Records
>> begin

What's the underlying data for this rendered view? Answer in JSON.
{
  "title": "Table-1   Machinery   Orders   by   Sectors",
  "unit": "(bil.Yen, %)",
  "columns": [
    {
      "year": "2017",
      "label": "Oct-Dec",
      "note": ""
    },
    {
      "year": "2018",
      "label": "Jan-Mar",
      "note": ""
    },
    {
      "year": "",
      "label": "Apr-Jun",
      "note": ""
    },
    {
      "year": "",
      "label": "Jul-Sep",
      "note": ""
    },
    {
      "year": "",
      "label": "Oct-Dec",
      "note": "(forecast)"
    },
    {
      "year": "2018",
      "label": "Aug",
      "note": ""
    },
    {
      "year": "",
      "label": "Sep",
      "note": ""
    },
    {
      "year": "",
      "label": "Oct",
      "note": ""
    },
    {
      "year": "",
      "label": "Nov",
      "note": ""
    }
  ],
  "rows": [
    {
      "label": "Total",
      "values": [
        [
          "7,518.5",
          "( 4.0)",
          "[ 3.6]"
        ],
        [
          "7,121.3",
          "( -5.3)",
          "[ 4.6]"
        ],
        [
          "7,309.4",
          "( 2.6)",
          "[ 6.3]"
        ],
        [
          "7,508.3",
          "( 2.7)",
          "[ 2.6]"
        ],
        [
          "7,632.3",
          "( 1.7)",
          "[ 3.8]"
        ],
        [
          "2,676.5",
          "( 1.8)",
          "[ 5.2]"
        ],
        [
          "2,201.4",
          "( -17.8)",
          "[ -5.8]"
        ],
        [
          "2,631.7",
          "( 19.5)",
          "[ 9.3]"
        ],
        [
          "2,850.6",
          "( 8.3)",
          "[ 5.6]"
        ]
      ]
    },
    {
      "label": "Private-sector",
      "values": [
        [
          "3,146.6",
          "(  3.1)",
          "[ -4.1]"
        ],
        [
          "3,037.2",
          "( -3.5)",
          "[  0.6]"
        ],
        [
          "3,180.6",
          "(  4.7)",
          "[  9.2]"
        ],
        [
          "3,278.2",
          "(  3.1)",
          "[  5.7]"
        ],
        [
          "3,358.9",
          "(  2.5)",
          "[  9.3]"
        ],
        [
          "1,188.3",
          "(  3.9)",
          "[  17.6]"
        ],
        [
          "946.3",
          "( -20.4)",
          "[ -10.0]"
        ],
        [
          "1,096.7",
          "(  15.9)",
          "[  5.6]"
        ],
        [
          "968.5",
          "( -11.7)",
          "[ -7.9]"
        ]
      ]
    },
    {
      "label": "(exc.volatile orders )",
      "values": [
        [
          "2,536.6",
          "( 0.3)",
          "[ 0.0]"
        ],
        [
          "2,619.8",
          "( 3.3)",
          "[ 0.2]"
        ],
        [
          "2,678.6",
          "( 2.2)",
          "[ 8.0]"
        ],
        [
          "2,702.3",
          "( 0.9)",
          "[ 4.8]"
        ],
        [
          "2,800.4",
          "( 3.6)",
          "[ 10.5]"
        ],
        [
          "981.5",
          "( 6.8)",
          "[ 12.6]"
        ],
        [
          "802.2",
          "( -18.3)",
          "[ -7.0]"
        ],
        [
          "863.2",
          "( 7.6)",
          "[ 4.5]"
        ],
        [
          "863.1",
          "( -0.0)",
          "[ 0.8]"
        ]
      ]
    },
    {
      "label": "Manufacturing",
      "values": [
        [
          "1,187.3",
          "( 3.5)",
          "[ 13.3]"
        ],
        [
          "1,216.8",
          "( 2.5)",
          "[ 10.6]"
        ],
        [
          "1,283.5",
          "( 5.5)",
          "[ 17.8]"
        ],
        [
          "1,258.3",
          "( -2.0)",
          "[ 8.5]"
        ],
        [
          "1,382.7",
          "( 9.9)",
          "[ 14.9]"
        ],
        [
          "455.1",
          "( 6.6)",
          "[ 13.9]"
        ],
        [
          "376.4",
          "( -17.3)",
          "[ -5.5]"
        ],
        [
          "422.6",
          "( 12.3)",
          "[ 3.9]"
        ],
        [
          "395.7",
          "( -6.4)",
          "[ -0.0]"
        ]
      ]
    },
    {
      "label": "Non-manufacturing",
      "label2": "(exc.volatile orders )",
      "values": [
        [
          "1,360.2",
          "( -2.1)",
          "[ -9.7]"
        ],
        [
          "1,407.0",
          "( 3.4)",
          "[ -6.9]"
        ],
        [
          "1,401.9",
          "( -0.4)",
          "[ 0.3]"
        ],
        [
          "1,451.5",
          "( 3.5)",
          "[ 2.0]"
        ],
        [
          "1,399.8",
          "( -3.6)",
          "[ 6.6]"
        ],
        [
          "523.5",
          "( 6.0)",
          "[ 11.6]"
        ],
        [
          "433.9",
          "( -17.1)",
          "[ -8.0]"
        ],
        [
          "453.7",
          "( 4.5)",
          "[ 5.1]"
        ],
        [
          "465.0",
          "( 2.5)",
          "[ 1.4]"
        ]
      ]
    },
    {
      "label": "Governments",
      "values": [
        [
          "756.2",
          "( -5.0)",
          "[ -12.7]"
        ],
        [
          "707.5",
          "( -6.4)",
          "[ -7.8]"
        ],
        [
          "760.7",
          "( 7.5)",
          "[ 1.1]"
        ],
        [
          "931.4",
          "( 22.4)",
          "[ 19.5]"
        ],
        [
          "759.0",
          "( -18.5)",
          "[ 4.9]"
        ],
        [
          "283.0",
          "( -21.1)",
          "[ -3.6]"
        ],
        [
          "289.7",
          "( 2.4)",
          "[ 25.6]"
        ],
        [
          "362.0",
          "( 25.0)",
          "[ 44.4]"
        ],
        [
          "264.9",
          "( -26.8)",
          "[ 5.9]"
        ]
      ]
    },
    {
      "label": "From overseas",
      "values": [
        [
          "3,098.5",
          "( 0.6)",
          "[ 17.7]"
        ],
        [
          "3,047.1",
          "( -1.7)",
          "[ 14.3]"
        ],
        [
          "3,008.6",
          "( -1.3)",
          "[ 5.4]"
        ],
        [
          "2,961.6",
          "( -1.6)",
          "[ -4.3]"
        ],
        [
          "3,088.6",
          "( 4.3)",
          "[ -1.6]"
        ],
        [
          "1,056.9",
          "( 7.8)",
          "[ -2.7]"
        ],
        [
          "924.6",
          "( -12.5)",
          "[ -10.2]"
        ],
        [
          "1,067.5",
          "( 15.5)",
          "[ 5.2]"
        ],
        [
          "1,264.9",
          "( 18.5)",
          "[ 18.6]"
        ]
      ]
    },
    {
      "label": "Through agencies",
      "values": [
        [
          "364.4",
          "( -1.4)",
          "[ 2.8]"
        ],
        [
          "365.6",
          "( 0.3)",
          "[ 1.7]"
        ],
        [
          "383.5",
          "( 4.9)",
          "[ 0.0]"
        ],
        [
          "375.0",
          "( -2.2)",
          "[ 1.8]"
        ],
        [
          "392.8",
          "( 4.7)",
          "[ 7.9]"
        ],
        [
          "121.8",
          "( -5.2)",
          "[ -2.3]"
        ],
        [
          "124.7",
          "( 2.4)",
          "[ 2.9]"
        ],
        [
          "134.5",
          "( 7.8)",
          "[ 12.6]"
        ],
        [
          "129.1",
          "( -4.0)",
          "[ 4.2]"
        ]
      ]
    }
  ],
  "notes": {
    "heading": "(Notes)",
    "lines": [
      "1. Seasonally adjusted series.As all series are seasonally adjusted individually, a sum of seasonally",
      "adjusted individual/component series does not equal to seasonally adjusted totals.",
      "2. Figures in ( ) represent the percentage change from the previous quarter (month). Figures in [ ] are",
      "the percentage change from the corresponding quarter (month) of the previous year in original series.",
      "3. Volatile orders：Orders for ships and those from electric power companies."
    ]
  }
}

>> end

§ Goal of the exercise
Go back to the listing above and please repeat it exactly.

§ Full answer
What's the underlying data for this rendered view? Answer in JSON.
{
  "title": "Table-1   Machinery   Orders   by   Sectors",
  "unit": "(bil.Yen, %)",
  "columns": [
    {
      "year": "2017",
      "label": "Oct-Dec",
      "note": ""
    },
    {
      "year": "2018",
      "label": "Jan-Mar",
      "note": ""
    },
    {
      "year": "",
      "label": "Apr-Jun",
      "note": ""
    },
    {
      "year": "",
      "label": "Jul-Sep",
      "note": ""
    },
    {
      "year": "",
      "label": "Oct-Dec",
      "note": "(forecast)"
    },
    {
      "year": "2018",
      "label": "Aug",
      "note": ""
    },
    {
      "year": "",
      "label": "Sep",
      "note": ""
    },
    {
      "year": "",
      "label": "Oct",
      "note": ""
    },
    {
      "year": "",
      "label": "Nov",
      "note": ""
    }
  ],
  "rows": [
    {
      "label": "Total",
      "values": [
        [
          "7,518.5",
          "( 4.0)",
          "[ 3.6]"
        ],
        [
          "7,121.3",
          "( -5.3)",
          "[ 4.6]"
        ],
        [
          "7,309.4",
          "( 2.6)",
          "[ 6.3]"
        ],
        [
          "7,508.3",
          "( 2.7)",
          "[ 2.6]"
        ],
        [
          "7,632.3",
          "( 1.7)",
          "[ 3.8]"
        ],
        [
          "2,676.5",
          "( 1.8)",
          "[ 5.2]"
        ],
        [
          "2,201.4",
          "( -17.8)",
          "[ -5.8]"
        ],
        [
          "2,631.7",
          "( 19.5)",
          "[ 9.3]"
        ],
        [
          "2,850.6",
          "( 8.3)",
          "[ 5.6]"
        ]
      ]
    },
    {
      "label": "Private-sector",
      "values": [
        [
          "3,146.6",
          "(  3.1)",
          "[ -4.1]"
        ],
        [
          "3,037.2",
          "( -3.5)",
          "[  0.6]"
        ],
        [
          "3,180.6",
          "(  4.7)",
          "[  9.2]"
        ],
        [
          "3,278.2",
          "(  3.1)",
          "[  5.7]"
        ],
        [
          "3,358.9",
          "(  2.5)",
          "[  9.3]"
        ],
        [
          "1,188.3",
          "(  3.9)",
          "[  17.6]"
        ],
        [
          "946.3",
          "( -20.4)",
          "[ -10.0]"
        ],
        [
          "1,096.7",
          "(  15.9)",
          "[  5.6]"
        ],
        [
          "968.5",
          "( -11.7)",
          "[ -7.9]"
        ]
      ]
    },
    {
      "label": "(exc.volatile orders )",
      "values": [
        [
          "2,536.6",
          "( 0.3)",
          "[ 0.0]"
        ],
        [
          "2,619.8",
          "( 3.3)",
          "[ 0.2]"
        ],
        [
          "2,678.6",
          "( 2.2)",
          "[ 8.0]"
        ],
        [
          "2,702.3",
          "( 0.9)",
          "[ 4.8]"
        ],
        [
          "2,800.4",
          "( 3.6)",
          "[ 10.5]"
        ],
        [
          "981.5",
          "( 6.8)",
          "[ 12.6]"
        ],
        [
          "802.2",
          "( -18.3)",
          "[ -7.0]"
        ],
        [
          "863.2",
          "( 7.6)",
          "[ 4.5]"
        ],
        [
          "863.1",
          "( -0.0)",
          "[ 0.8]"
        ]
      ]
    },
    {
      "label": "Manufacturing",
      "values": [
        [
          "1,187.3",
          "( 3.5)",
          "[ 13.3]"
        ],
        [
          "1,216.8",
          "( 2.5)",
          "[ 10.6]"
        ],
        [
          "1,283.5",
          "( 5.5)",
          "[ 17.8]"
        ],
        [
          "1,258.3",
          "( -2.0)",
          "[ 8.5]"
        ],
        [
          "1,382.7",
          "( 9.9)",
          "[ 14.9]"
        ],
        [
          "455.1",
          "( 6.6)",
          "[ 13.9]"
        ],
        [
          "376.4",
          "( -17.3)",
          "[ -5.5]"
        ],
        [
          "422.6",
          "( 12.3)",
          "[ 3.9]"
        ],
        [
          "395.7",
          "( -6.4)",
          "[ -0.0]"
        ]
      ]
    },
    {
      "label": "Non-manufacturing",
      "label2": "(exc.volatile orders )",
      "values": [
        [
          "1,360.2",
          "( -2.1)",
          "[ -9.7]"
        ],
        [
          "1,407.0",
          "( 3.4)",
          "[ -6.9]"
        ],
        [
          "1,401.9",
          "( -0.4)",
          "[ 0.3]"
        ],
        [
          "1,451.5",
          "( 3.5)",
          "[ 2.0]"
        ],
        [
          "1,399.8",
          "( -3.6)",
          "[ 6.6]"
        ],
        [
          "523.5",
          "( 6.0)",
          "[ 11.6]"
        ],
        [
          "433.9",
          "( -17.1)",
          "[ -8.0]"
        ],
        [
          "453.7",
          "( 4.5)",
          "[ 5.1]"
        ],
        [
          "465.0",
          "( 2.5)",
          "[ 1.4]"
        ]
      ]
    },
    {
      "label": "Governments",
      "values": [
        [
          "756.2",
          "( -5.0)",
          "[ -12.7]"
        ],
        [
          "707.5",
          "( -6.4)",
          "[ -7.8]"
        ],
        [
          "760.7",
          "( 7.5)",
          "[ 1.1]"
        ],
        [
          "931.4",
          "( 22.4)",
          "[ 19.5]"
        ],
        [
          "759.0",
          "( -18.5)",
          "[ 4.9]"
        ],
        [
          "283.0",
          "( -21.1)",
          "[ -3.6]"
        ],
        [
          "289.7",
          "( 2.4)",
          "[ 25.6]"
        ],
        [
          "362.0",
          "( 25.0)",
          "[ 44.4]"
        ],
        [
          "264.9",
          "( -26.8)",
          "[ 5.9]"
        ]
      ]
    },
    {
      "label": "From overseas",
      "values": [
        [
          "3,098.5",
          "( 0.6)",
          "[ 17.7]"
        ],
        [
          "3,047.1",
          "( -1.7)",
          "[ 14.3]"
        ],
        [
          "3,008.6",
          "( -1.3)",
          "[ 5.4]"
        ],
        [
          "2,961.6",
          "( -1.6)",
          "[ -4.3]"
        ],
        [
          "3,088.6",
          "( 4.3)",
          "[ -1.6]"
        ],
        [
          "1,056.9",
          "( 7.8)",
          "[ -2.7]"
        ],
        [
          "924.6",
          "( -12.5)",
          "[ -10.2]"
        ],
        [
          "1,067.5",
          "( 15.5)",
          "[ 5.2]"
        ],
        [
          "1,264.9",
          "( 18.5)",
          "[ 18.6]"
        ]
      ]
    },
    {
      "label": "Through agencies",
      "values": [
        [
          "364.4",
          "( -1.4)",
          "[ 2.8]"
        ],
        [
          "365.6",
          "( 0.3)",
          "[ 1.7]"
        ],
        [
          "383.5",
          "( 4.9)",
          "[ 0.0]"
        ],
        [
          "375.0",
          "( -2.2)",
          "[ 1.8]"
        ],
        [
          "392.8",
          "( 4.7)",
          "[ 7.9]"
        ],
        [
          "121.8",
          "( -5.2)",
          "[ -2.3]"
        ],
        [
          "124.7",
          "( 2.4)",
          "[ 2.9]"
        ],
        [
          "134.5",
          "( 7.8)",
          "[ 12.6]"
        ],
        [
          "129.1",
          "( -4.0)",
          "[ 4.2]"
        ]
      ]
    }
  ],
  "notes": {
    "heading": "(Notes)",
    "lines": [
      "1. Seasonally adjusted series.As all series are seasonally adjusted individually, a sum of seasonally",
      "adjusted individual/component series does not equal to seasonally adjusted totals.",
      "2. Figures in ( ) represent the percentage change from the previous quarter (month). Figures in [ ] are",
      "the percentage change from the corresponding quarter (month) of the previous year in original series.",
      "3. Volatile orders：Orders for ships and those from electric power companies."
    ]
  }
}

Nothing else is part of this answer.